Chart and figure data
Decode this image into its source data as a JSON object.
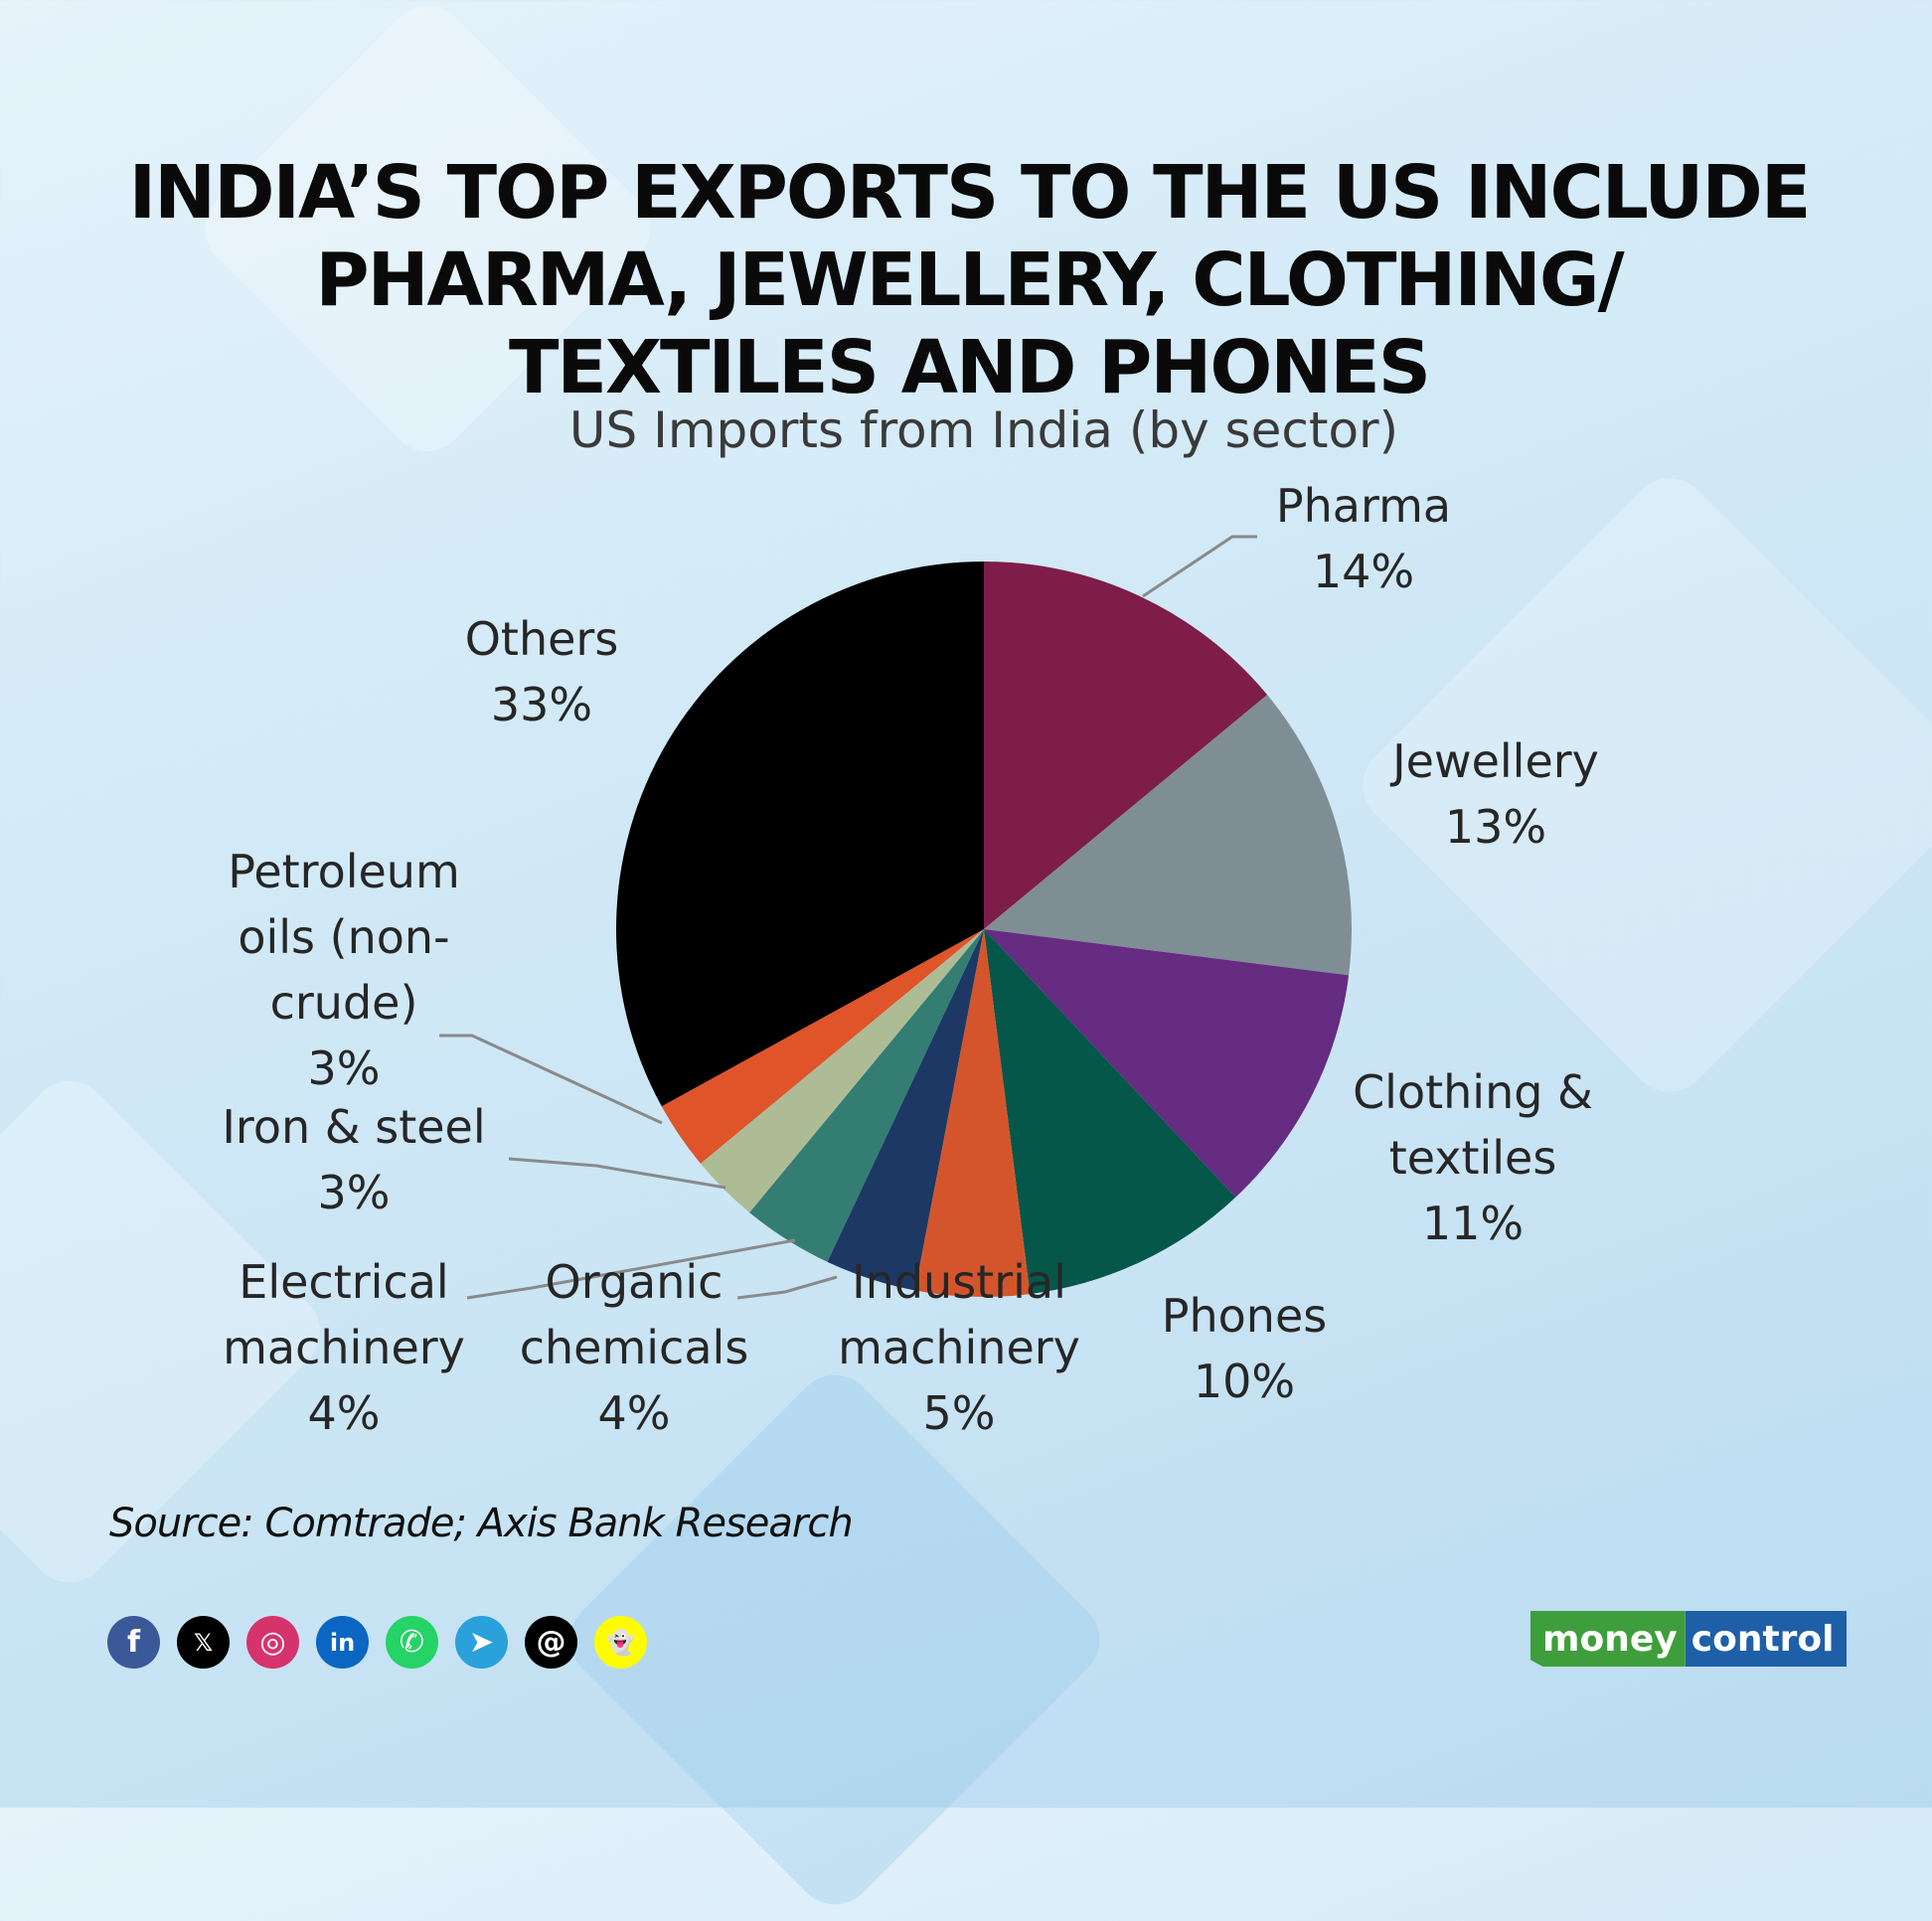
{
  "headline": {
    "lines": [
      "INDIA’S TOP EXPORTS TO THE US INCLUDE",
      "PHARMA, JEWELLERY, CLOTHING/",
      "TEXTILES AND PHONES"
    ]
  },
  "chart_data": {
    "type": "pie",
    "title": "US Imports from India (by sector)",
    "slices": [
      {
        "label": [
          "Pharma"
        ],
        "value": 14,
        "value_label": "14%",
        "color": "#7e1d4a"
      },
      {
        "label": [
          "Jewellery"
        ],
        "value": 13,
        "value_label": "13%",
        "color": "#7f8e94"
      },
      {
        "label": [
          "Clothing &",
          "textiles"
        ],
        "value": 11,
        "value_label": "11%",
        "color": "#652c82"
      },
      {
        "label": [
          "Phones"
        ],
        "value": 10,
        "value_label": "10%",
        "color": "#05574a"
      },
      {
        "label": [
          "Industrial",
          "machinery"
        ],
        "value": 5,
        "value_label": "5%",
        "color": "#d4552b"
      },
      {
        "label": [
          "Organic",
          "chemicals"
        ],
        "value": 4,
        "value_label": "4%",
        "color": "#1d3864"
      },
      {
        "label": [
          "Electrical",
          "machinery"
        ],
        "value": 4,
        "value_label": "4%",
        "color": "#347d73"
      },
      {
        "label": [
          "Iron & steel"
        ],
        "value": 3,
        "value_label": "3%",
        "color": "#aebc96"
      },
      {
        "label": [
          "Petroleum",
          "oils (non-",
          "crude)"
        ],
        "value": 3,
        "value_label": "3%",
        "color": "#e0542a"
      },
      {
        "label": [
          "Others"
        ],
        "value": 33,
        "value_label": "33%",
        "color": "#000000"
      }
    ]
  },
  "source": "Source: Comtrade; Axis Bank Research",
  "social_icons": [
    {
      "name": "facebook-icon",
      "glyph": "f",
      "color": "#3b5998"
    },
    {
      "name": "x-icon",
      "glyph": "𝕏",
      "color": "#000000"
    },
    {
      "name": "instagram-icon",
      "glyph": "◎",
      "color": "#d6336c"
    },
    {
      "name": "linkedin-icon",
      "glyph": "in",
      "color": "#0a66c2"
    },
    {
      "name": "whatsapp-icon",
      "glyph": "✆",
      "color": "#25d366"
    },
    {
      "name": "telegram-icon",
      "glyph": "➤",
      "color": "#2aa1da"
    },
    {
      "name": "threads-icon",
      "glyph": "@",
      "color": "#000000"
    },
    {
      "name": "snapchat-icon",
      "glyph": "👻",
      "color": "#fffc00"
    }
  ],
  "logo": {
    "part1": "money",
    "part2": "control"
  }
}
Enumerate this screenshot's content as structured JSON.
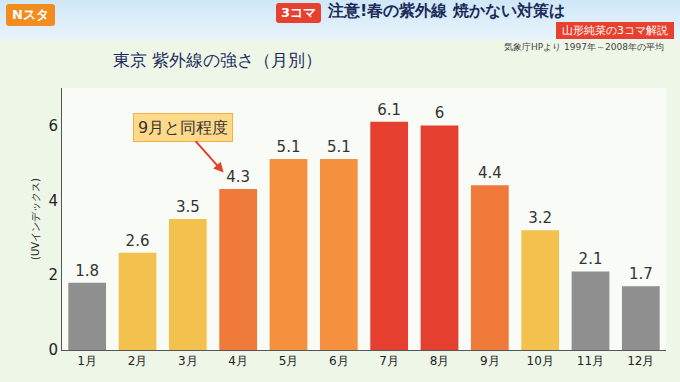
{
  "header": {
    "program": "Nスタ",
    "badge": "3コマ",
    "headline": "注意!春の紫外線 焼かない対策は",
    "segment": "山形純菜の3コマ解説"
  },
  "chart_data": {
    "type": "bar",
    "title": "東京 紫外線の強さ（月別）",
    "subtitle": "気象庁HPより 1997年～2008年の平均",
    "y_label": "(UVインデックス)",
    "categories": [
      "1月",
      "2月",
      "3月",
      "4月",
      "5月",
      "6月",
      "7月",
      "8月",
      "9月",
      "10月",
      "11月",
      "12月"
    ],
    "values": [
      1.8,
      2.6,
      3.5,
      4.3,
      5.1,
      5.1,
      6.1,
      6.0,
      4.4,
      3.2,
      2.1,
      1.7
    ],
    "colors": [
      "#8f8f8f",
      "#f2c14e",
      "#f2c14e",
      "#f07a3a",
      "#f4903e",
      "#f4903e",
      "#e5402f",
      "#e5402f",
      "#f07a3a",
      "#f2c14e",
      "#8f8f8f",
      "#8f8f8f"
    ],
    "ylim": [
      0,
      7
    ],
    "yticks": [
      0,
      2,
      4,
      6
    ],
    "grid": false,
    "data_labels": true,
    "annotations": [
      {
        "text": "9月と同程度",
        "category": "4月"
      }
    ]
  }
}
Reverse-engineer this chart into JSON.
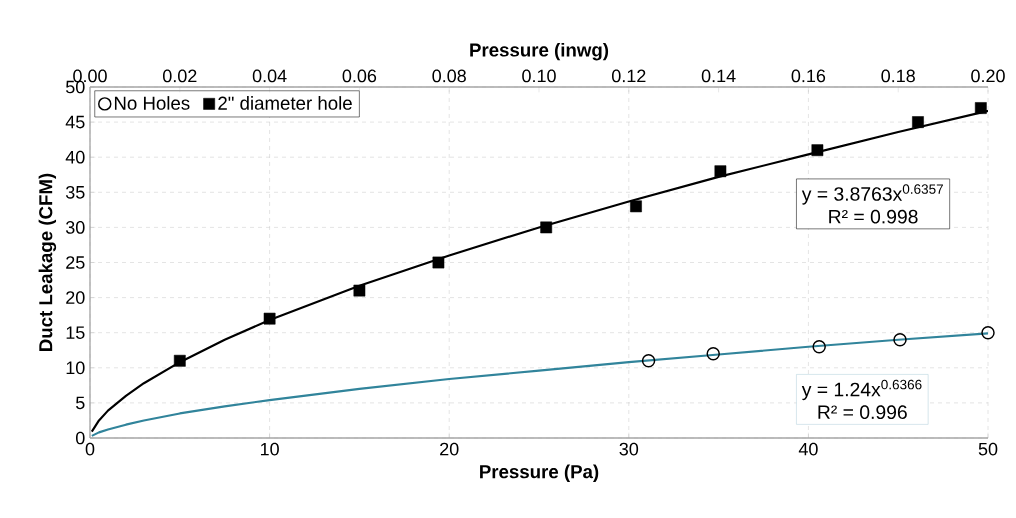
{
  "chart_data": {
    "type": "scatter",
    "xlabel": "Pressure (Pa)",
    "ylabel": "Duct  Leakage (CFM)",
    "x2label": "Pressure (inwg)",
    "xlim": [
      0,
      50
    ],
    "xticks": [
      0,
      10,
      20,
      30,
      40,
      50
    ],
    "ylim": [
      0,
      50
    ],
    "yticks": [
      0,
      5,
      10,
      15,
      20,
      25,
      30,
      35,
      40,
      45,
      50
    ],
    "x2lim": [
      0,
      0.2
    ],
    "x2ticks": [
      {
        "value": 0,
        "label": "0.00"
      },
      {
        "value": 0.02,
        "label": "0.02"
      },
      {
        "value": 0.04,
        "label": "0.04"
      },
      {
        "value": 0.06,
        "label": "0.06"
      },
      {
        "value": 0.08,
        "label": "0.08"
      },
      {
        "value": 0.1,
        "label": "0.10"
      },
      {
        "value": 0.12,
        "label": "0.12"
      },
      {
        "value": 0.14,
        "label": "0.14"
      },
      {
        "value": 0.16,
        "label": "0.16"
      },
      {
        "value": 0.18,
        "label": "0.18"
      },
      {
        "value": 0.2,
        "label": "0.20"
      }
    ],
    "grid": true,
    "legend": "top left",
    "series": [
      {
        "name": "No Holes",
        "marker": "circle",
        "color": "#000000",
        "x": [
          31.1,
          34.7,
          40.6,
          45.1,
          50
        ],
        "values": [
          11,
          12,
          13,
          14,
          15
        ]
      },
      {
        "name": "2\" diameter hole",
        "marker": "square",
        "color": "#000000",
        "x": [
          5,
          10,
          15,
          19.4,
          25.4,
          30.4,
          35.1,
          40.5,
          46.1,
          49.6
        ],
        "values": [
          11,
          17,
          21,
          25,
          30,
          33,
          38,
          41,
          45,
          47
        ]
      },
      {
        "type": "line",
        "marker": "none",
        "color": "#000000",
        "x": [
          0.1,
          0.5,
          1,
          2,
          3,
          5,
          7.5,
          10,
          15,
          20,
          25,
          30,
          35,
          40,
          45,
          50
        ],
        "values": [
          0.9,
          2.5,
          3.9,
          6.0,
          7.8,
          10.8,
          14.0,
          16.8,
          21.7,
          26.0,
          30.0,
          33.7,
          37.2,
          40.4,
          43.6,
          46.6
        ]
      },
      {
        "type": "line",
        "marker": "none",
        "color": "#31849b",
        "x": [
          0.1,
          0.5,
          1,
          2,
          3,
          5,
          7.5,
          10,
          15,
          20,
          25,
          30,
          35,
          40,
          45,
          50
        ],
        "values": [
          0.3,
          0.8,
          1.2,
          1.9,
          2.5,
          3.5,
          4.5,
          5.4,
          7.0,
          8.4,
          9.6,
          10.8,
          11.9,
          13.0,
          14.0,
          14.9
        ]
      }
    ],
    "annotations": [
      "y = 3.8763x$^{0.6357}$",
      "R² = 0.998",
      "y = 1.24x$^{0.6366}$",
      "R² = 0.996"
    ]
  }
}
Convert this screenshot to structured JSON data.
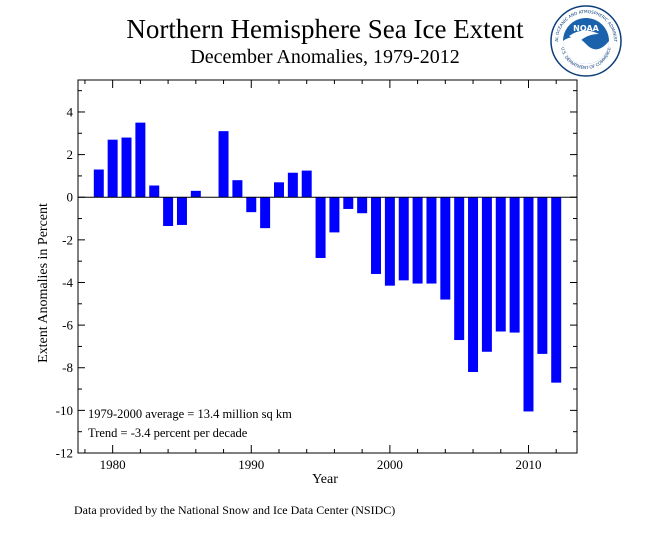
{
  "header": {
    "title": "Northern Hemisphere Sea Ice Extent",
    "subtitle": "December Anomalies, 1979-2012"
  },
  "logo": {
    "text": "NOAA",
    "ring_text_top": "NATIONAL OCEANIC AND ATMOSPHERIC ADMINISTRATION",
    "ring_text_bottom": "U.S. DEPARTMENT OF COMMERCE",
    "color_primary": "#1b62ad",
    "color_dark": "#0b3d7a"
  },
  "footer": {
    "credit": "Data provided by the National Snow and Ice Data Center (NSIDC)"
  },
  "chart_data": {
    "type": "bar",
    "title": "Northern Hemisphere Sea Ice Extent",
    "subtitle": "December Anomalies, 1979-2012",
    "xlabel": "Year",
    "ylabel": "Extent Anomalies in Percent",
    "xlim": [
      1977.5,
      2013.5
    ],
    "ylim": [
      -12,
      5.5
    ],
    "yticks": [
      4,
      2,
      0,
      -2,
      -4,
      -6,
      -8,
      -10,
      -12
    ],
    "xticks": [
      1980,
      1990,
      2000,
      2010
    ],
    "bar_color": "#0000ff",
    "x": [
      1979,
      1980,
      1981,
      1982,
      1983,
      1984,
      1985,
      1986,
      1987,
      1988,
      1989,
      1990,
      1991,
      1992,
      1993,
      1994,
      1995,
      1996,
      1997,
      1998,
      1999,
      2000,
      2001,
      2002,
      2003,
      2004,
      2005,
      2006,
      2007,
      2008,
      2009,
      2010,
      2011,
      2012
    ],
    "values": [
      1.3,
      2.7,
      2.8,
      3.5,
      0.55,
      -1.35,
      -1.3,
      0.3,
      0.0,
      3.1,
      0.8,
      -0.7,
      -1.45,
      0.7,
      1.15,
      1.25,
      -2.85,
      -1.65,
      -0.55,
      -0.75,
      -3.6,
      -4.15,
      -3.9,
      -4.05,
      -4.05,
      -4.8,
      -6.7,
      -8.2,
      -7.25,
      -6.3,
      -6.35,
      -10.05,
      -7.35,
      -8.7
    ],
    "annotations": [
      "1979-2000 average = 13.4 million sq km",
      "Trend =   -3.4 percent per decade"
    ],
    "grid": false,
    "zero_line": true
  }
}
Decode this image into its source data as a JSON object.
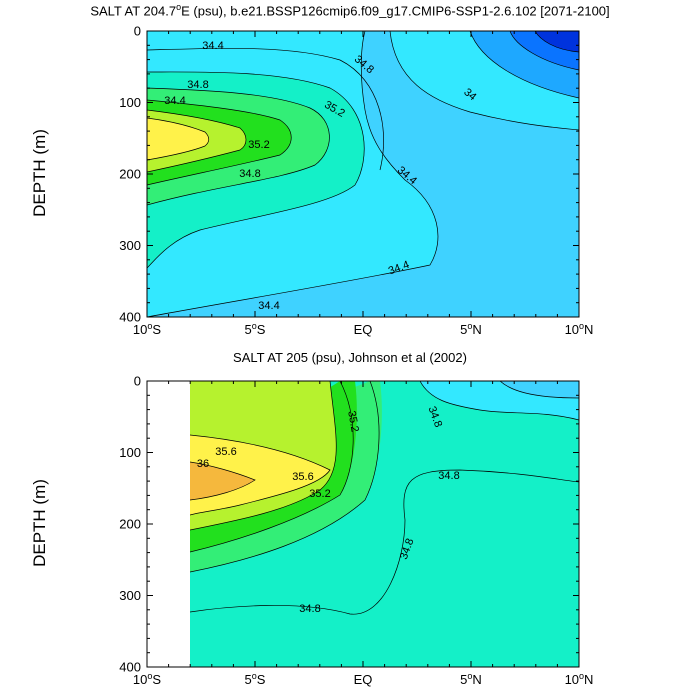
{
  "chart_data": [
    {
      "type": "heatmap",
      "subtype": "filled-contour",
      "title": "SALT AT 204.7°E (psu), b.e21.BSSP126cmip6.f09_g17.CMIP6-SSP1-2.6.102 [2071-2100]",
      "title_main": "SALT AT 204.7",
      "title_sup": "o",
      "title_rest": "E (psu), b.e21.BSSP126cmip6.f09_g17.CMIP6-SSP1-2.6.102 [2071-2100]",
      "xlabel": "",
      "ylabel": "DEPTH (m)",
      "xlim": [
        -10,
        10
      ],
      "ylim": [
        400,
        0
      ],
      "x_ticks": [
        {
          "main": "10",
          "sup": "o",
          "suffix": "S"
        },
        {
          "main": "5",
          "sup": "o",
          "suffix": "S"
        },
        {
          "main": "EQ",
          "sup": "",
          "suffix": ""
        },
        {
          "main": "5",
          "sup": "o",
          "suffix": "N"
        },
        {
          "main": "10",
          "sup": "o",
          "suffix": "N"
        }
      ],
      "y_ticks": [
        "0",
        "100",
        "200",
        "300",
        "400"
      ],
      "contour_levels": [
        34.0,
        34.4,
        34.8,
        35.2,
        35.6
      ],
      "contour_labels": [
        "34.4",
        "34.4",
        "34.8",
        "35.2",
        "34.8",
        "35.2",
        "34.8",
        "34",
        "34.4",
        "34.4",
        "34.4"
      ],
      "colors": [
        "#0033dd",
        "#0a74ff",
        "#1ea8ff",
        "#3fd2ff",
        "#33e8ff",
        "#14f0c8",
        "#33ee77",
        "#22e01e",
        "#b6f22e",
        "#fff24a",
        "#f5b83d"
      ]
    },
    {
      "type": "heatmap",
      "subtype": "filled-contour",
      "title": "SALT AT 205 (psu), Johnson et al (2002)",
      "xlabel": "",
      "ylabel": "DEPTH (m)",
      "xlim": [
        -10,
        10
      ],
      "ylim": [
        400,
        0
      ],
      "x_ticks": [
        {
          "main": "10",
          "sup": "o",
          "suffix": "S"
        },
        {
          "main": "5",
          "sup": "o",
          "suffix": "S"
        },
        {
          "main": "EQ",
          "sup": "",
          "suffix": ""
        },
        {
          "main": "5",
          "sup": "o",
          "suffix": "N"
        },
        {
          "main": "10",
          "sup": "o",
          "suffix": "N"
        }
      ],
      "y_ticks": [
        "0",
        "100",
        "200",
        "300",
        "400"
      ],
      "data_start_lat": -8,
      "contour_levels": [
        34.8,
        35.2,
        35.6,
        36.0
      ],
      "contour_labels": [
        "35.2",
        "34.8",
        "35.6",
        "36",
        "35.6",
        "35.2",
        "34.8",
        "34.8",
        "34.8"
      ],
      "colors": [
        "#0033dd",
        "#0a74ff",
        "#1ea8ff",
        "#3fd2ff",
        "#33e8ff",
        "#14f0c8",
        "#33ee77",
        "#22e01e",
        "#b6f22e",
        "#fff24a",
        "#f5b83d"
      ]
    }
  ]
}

• Task statement:
Report every line in the data above in which the word "glyph" appears.

• Task result:
      "glyph": "f",
      "glyph": "𝕏",
      "glyph": "◎",
      "glyph": "in",
      "glyph": "✆",
      "glyph": "➤",
      "glyph": "@",
      "glyph": "👻",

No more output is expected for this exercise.